-- start Data to use --

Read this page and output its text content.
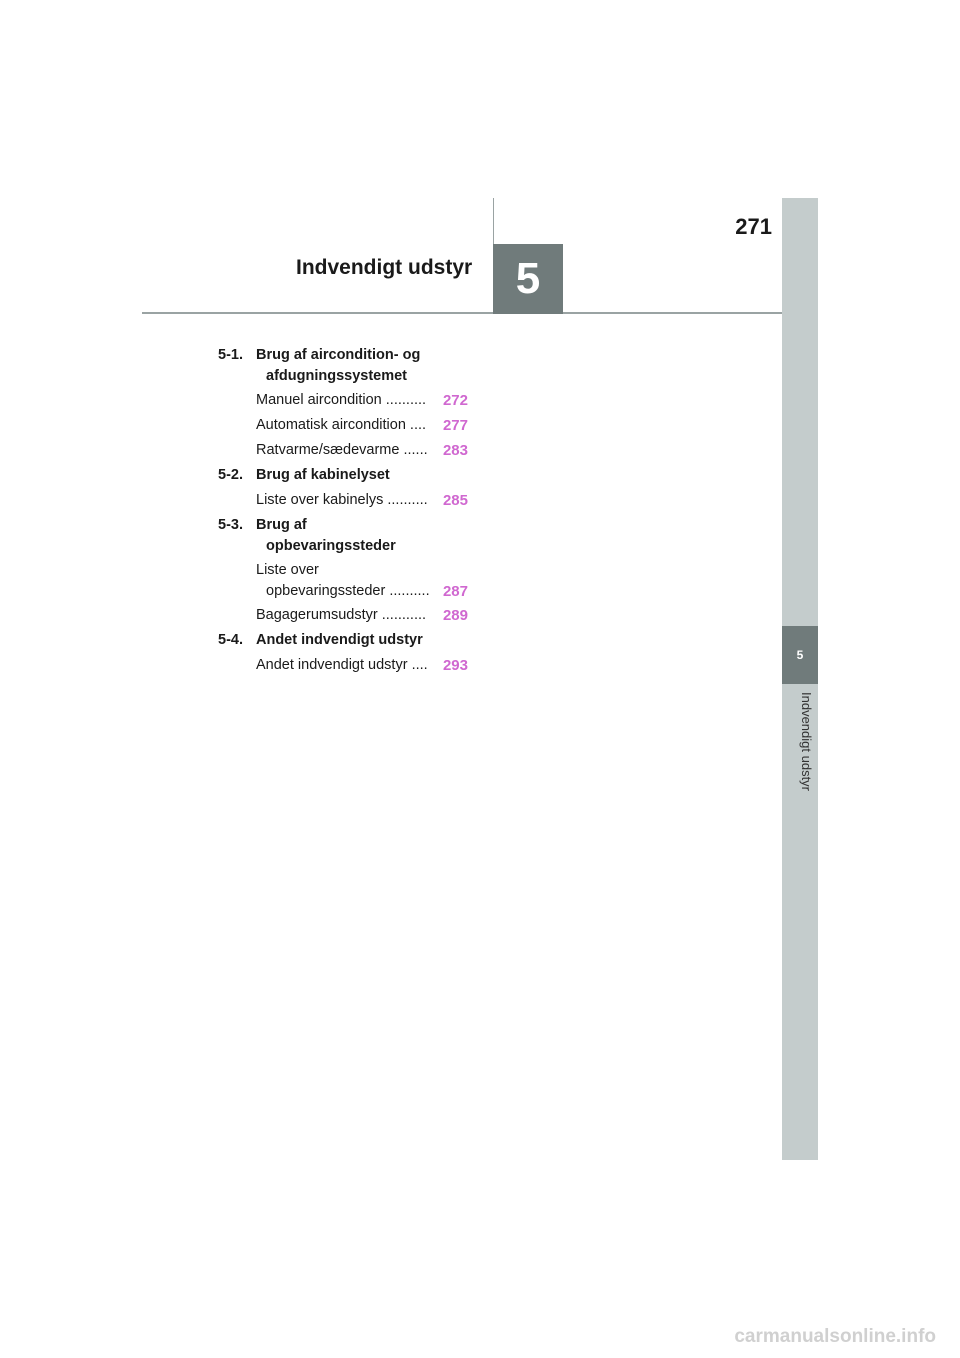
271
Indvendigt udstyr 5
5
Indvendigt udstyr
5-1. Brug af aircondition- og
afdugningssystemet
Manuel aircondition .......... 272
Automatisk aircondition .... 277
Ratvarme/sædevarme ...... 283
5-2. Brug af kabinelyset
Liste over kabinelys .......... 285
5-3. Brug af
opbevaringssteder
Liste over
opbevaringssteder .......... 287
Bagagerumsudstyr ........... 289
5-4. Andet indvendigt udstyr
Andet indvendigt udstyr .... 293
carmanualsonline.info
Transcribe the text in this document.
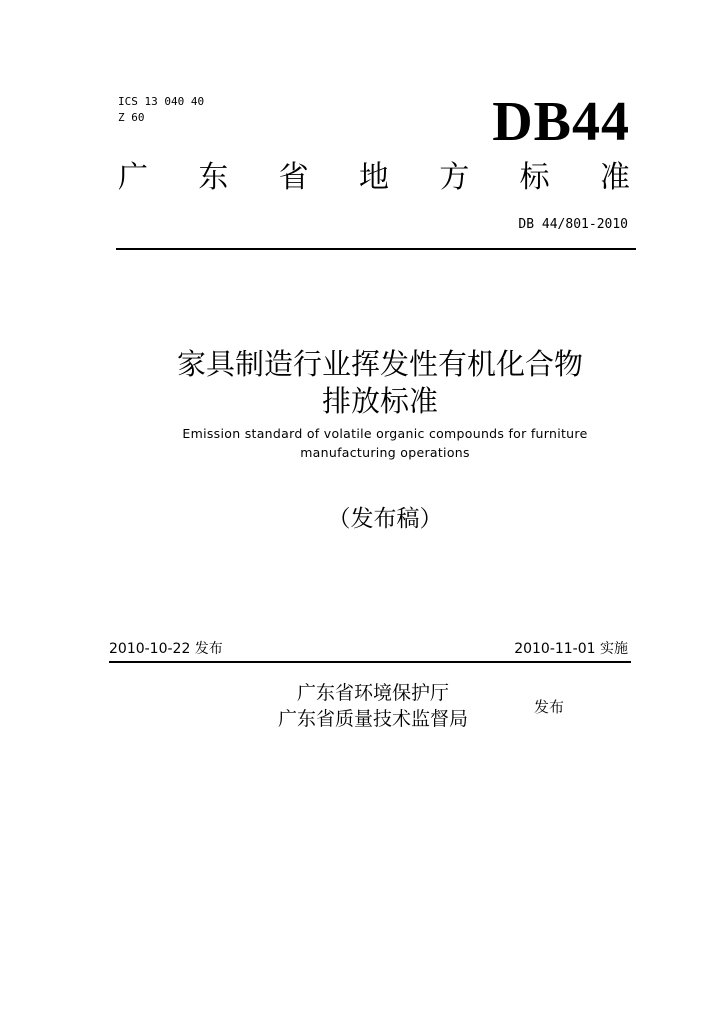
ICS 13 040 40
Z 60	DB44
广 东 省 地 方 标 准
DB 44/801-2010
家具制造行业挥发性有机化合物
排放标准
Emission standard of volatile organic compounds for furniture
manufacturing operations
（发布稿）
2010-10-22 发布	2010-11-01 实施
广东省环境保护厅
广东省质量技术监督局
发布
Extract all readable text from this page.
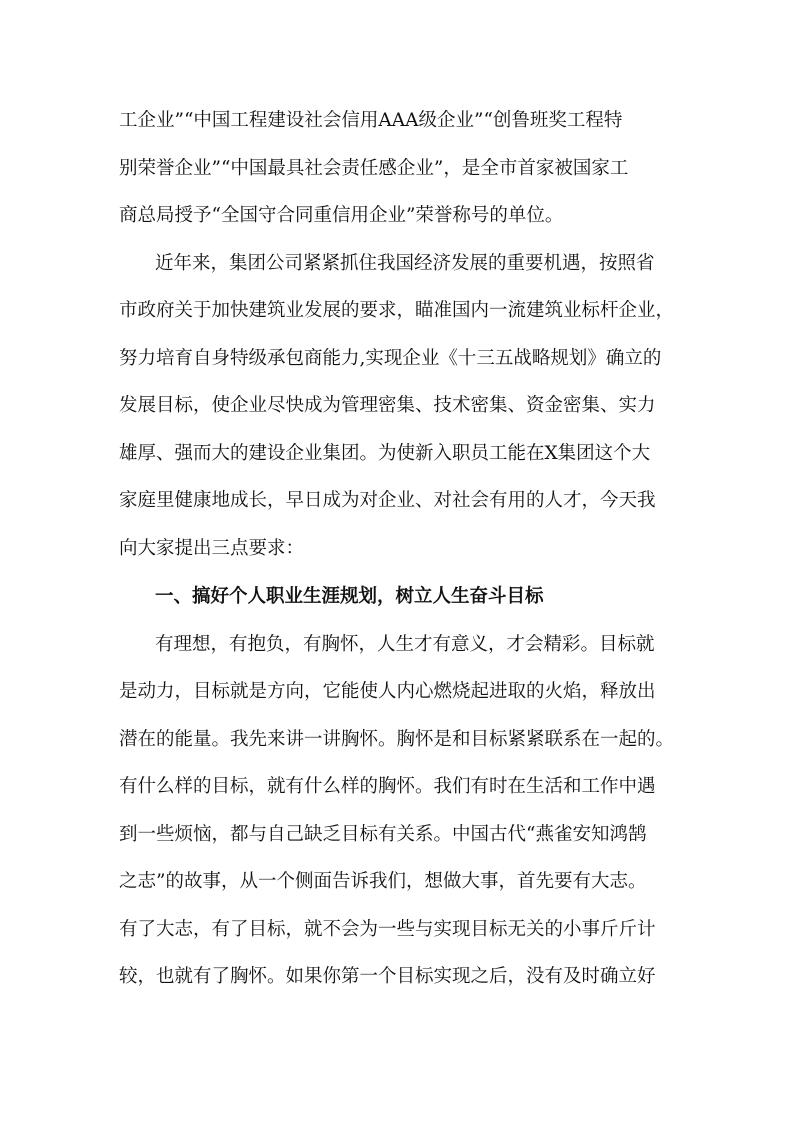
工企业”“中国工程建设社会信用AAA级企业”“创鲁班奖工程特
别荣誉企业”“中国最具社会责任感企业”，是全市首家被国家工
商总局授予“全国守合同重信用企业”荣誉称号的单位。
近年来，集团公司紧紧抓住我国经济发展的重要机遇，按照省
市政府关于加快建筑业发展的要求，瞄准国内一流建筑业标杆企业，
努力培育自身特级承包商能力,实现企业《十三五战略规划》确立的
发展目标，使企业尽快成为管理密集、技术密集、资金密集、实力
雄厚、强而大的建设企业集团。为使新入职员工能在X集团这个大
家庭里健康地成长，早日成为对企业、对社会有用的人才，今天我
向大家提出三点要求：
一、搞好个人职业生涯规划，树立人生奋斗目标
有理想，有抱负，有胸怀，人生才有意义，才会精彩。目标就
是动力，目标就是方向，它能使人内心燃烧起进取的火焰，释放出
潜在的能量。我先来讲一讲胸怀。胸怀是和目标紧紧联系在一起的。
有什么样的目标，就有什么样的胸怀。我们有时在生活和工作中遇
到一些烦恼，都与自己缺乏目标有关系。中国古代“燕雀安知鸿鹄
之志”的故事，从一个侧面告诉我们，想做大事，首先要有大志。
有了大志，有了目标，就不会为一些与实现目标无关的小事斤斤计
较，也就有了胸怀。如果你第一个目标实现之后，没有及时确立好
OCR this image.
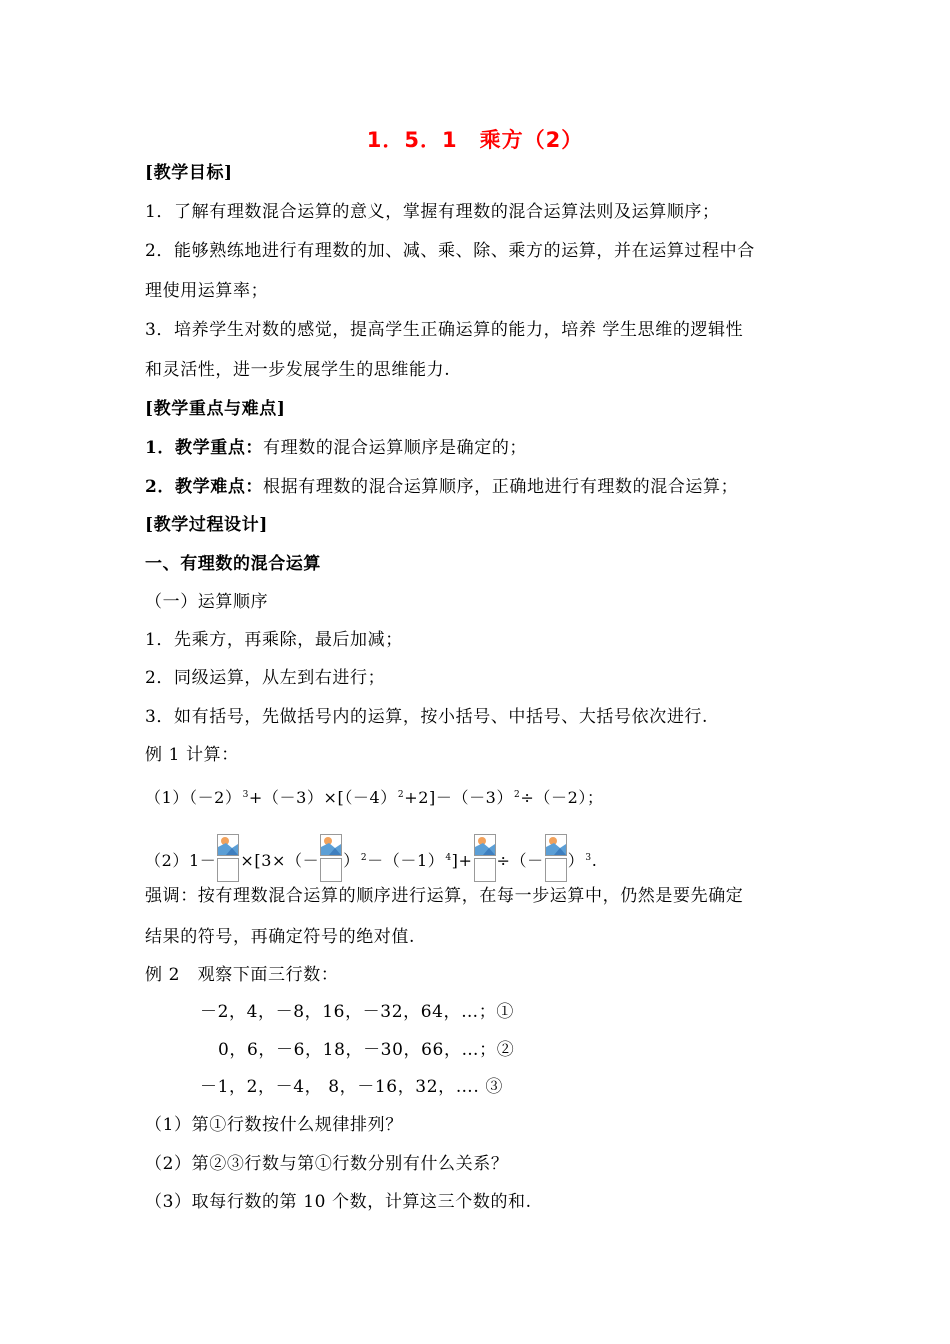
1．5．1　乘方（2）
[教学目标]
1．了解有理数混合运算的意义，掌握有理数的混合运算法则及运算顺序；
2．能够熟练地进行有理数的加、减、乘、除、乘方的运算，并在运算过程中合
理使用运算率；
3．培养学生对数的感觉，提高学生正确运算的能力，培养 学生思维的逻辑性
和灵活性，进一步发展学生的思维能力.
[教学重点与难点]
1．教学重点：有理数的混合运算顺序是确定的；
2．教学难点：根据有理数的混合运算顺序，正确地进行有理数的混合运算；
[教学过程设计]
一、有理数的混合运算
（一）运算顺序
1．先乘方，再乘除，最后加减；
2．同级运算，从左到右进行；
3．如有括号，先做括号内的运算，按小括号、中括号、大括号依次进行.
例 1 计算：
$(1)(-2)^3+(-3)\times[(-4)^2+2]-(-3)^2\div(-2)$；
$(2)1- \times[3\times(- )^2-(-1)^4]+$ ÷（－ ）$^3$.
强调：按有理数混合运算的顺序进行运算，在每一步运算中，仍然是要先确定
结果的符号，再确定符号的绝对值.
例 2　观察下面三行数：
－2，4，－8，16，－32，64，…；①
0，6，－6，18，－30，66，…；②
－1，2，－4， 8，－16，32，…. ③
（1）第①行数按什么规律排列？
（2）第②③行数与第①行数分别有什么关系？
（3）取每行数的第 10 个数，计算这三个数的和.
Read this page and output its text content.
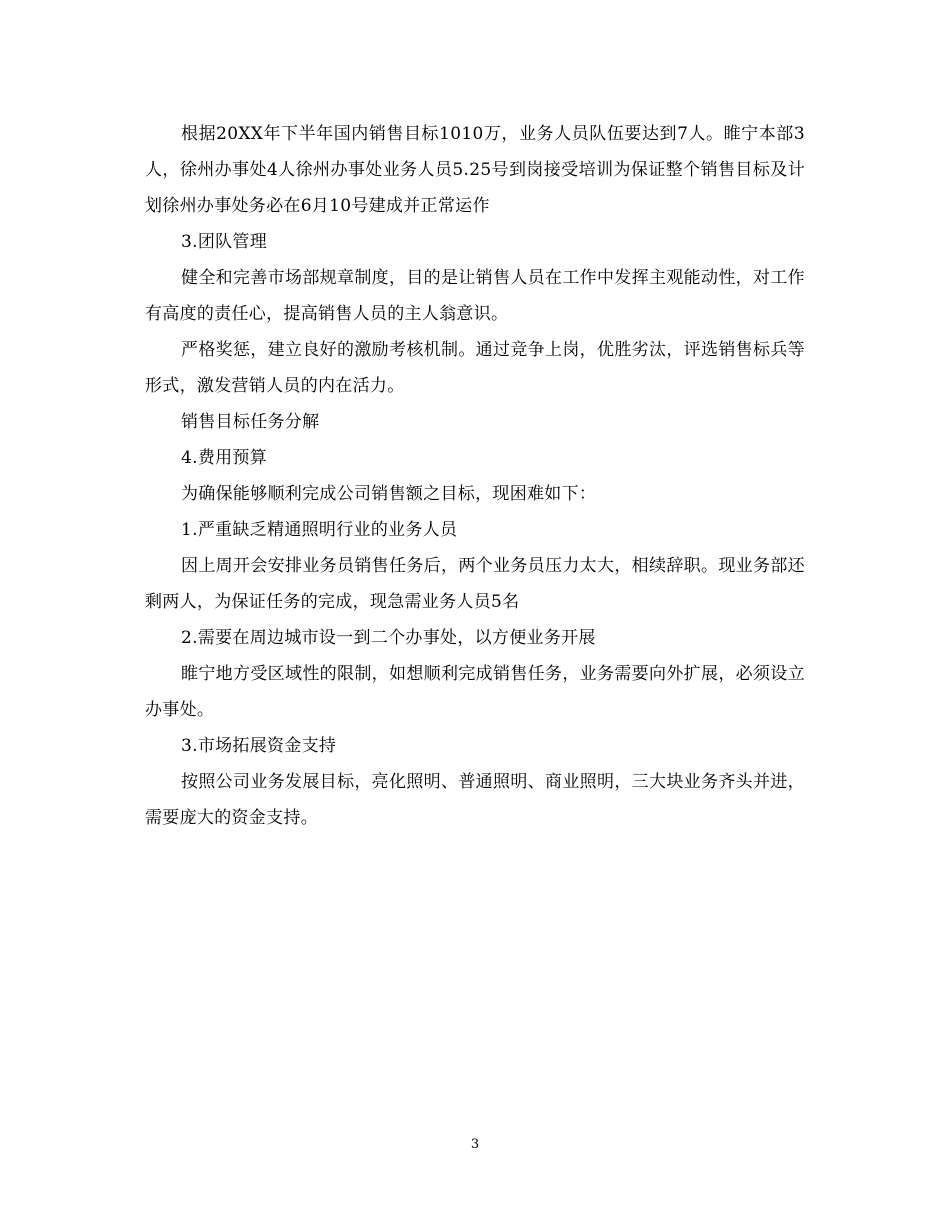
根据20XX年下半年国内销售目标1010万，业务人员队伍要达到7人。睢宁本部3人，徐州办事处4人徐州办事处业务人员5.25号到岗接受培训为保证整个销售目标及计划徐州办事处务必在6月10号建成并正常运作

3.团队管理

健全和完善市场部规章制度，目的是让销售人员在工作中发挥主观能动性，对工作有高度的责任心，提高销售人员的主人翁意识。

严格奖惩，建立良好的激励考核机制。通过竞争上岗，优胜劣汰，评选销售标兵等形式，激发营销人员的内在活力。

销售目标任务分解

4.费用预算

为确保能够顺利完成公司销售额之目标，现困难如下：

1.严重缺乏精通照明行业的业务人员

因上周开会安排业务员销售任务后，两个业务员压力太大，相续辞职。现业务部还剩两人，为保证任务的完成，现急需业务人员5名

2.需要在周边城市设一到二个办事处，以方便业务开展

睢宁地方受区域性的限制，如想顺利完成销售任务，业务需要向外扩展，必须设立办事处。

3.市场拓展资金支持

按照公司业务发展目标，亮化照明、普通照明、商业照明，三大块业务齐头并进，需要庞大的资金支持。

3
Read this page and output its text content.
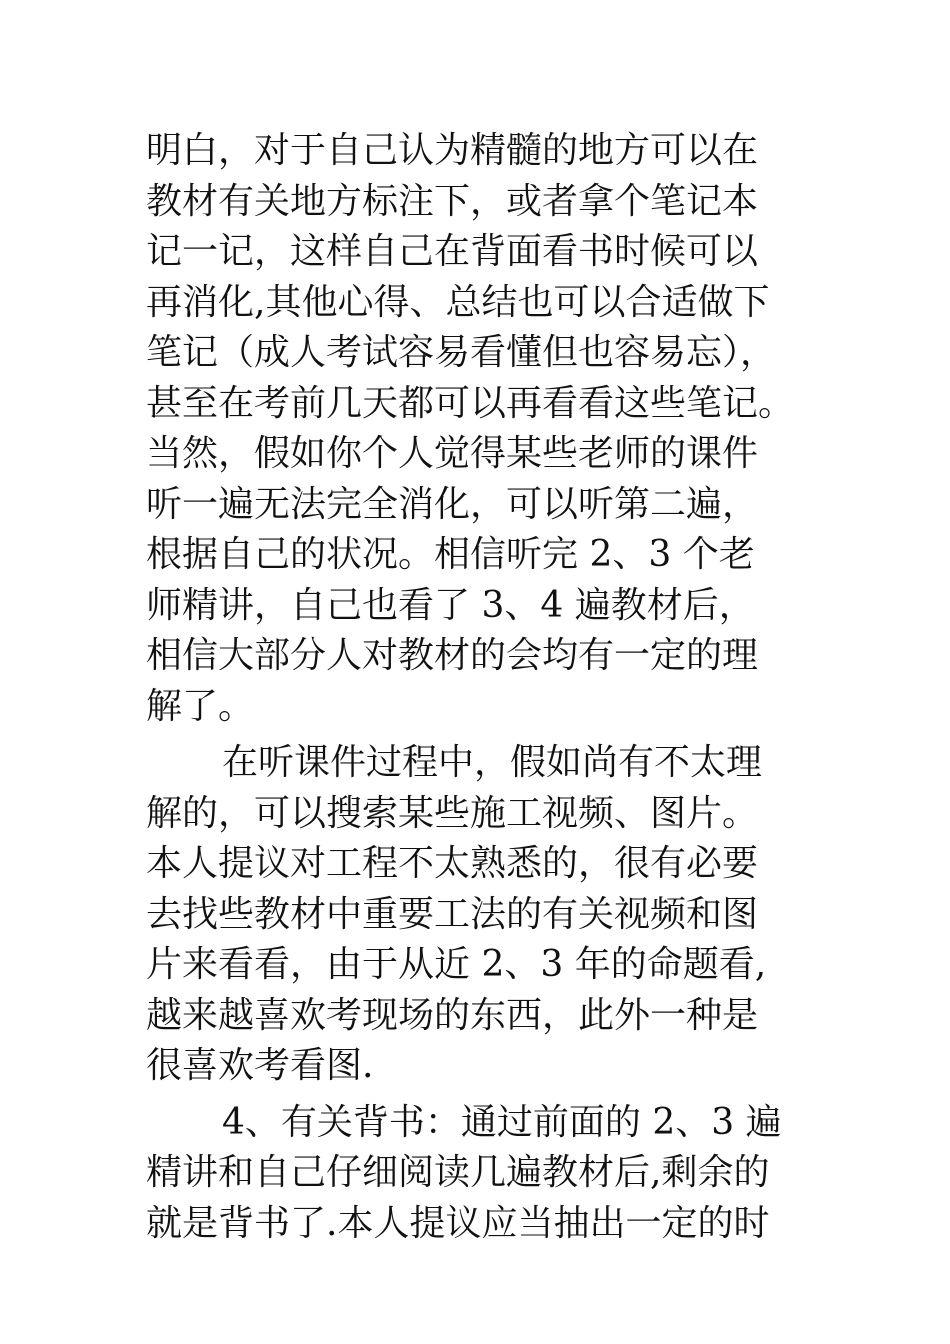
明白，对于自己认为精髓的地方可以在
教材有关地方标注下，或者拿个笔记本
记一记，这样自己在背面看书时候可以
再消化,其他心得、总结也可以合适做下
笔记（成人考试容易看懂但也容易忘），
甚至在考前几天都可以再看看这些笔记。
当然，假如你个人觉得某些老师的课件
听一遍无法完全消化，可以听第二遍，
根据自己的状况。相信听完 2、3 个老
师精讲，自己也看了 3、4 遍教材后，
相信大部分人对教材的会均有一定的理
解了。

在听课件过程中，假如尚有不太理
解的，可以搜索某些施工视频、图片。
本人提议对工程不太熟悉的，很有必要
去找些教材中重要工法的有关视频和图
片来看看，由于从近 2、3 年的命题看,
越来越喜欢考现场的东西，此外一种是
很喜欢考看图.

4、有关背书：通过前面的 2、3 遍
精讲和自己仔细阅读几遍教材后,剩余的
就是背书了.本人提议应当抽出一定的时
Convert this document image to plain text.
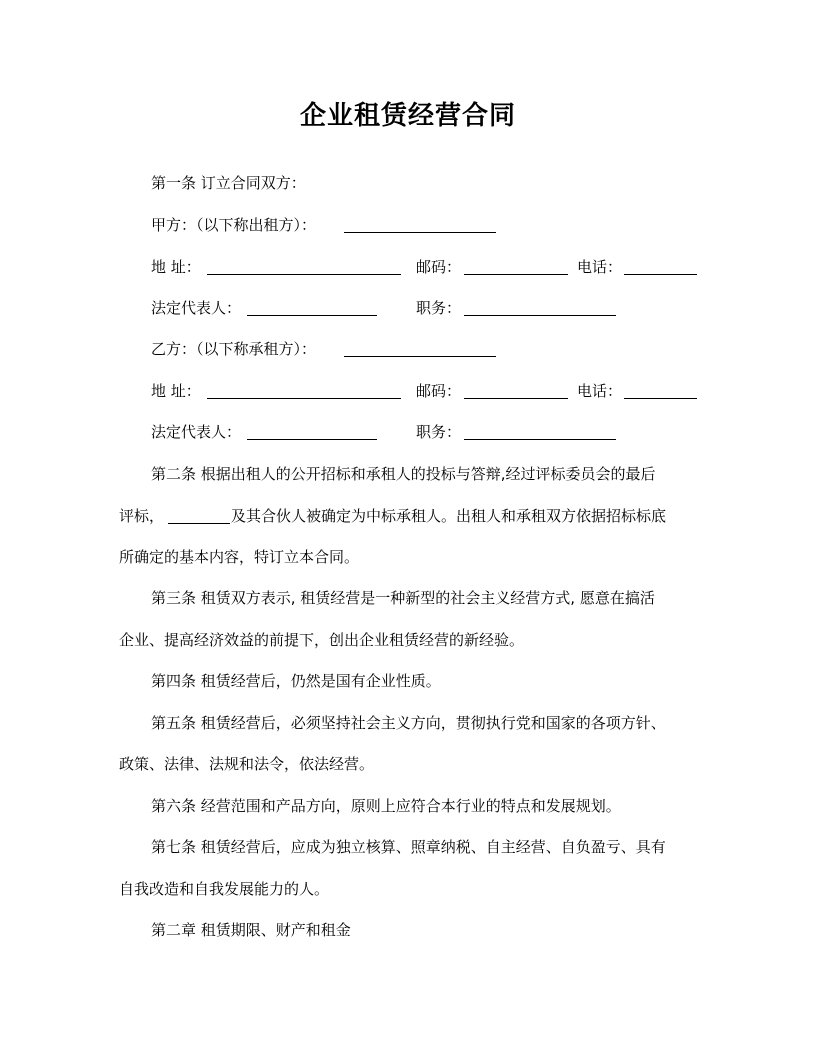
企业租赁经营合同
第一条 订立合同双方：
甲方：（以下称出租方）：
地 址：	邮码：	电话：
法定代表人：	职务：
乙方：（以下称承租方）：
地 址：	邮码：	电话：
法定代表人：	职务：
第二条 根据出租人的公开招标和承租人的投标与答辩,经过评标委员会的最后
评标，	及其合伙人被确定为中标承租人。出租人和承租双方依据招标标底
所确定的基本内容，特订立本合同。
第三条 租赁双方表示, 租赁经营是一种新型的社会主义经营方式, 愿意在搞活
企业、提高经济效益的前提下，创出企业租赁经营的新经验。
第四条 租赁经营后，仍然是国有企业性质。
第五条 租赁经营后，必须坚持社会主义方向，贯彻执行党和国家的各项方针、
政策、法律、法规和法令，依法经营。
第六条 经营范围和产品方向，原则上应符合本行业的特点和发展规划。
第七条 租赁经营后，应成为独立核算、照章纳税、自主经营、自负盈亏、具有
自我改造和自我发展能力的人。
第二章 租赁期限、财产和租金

-- end Data to use --

Using the records above, copy every line that has the word "Brug" in it.

* [Result below]
5-1. Brug af aircondition- og
5-2. Brug af kabinelyset
5-3. Brug af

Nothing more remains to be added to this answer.